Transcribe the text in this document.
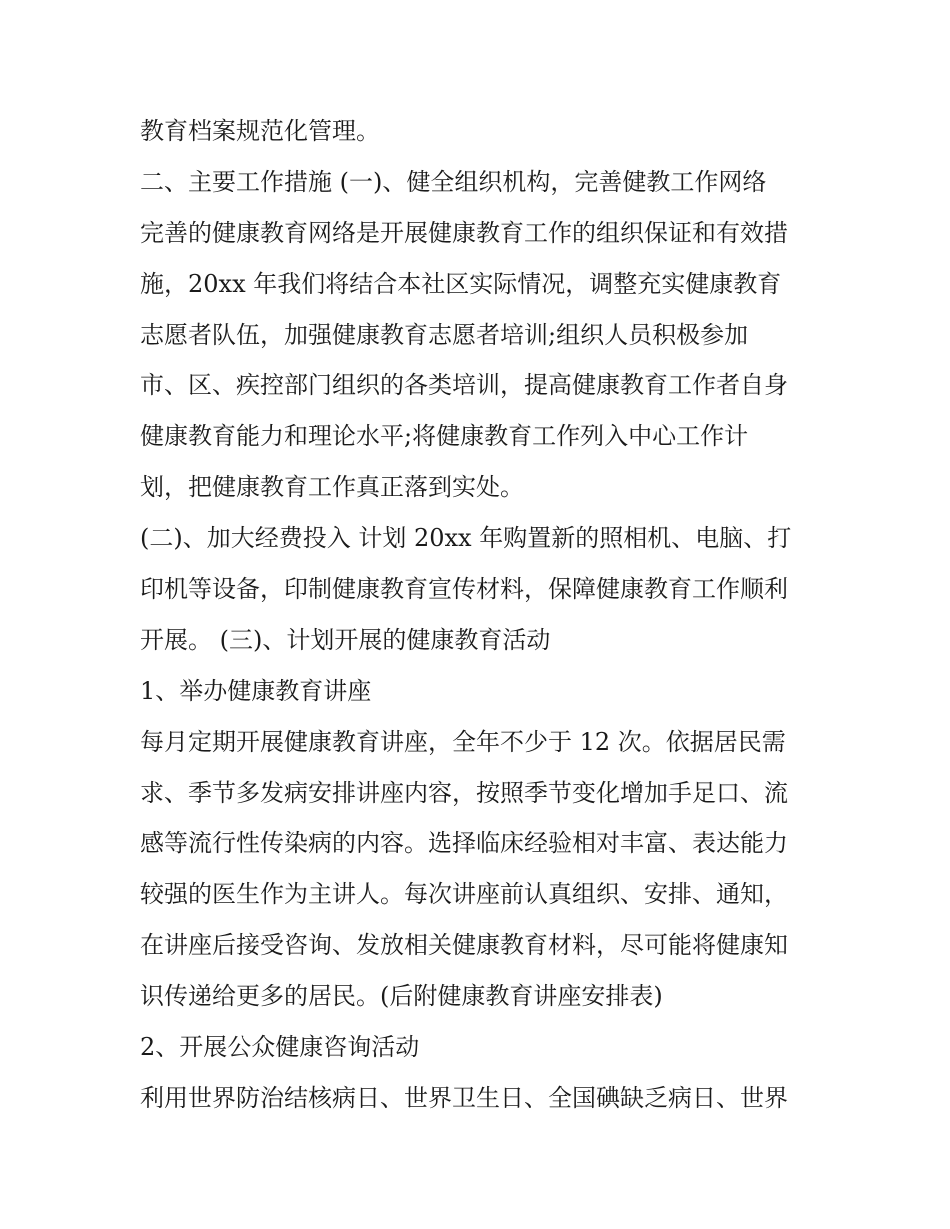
教育档案规范化管理。
二、主要工作措施 (一)、健全组织机构，完善健教工作网络
完善的健康教育网络是开展健康教育工作的组织保证和有效措
施，20xx 年我们将结合本社区实际情况，调整充实健康教育
志愿者队伍，加强健康教育志愿者培训;组织人员积极参加
市、区、疾控部门组织的各类培训，提高健康教育工作者自身
健康教育能力和理论水平;将健康教育工作列入中心工作计
划，把健康教育工作真正落到实处。
(二)、加大经费投入 计划 20xx 年购置新的照相机、电脑、打
印机等设备，印制健康教育宣传材料，保障健康教育工作顺利
开展。 (三)、计划开展的健康教育活动
1、举办健康教育讲座
每月定期开展健康教育讲座，全年不少于 12 次。依据居民需
求、季节多发病安排讲座内容，按照季节变化增加手足口、流
感等流行性传染病的内容。选择临床经验相对丰富、表达能力
较强的医生作为主讲人。每次讲座前认真组织、安排、通知，
在讲座后接受咨询、发放相关健康教育材料，尽可能将健康知
识传递给更多的居民。(后附健康教育讲座安排表)
2、开展公众健康咨询活动
利用世界防治结核病日、世界卫生日、全国碘缺乏病日、世界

- - -

Exact duplication of all the records is required; pictures are omitted from the copy.

# Complete output:
Transcribe the text in this document.
教育档案规范化管理。
二、主要工作措施 (一)、健全组织机构，完善健教工作网络
完善的健康教育网络是开展健康教育工作的组织保证和有效措
施，20xx 年我们将结合本社区实际情况，调整充实健康教育
志愿者队伍，加强健康教育志愿者培训;组织人员积极参加
市、区、疾控部门组织的各类培训，提高健康教育工作者自身
健康教育能力和理论水平;将健康教育工作列入中心工作计
划，把健康教育工作真正落到实处。
(二)、加大经费投入 计划 20xx 年购置新的照相机、电脑、打
印机等设备，印制健康教育宣传材料，保障健康教育工作顺利
开展。 (三)、计划开展的健康教育活动
1、举办健康教育讲座
每月定期开展健康教育讲座，全年不少于 12 次。依据居民需
求、季节多发病安排讲座内容，按照季节变化增加手足口、流
感等流行性传染病的内容。选择临床经验相对丰富、表达能力
较强的医生作为主讲人。每次讲座前认真组织、安排、通知，
在讲座后接受咨询、发放相关健康教育材料，尽可能将健康知
识传递给更多的居民。(后附健康教育讲座安排表)
2、开展公众健康咨询活动
利用世界防治结核病日、世界卫生日、全国碘缺乏病日、世界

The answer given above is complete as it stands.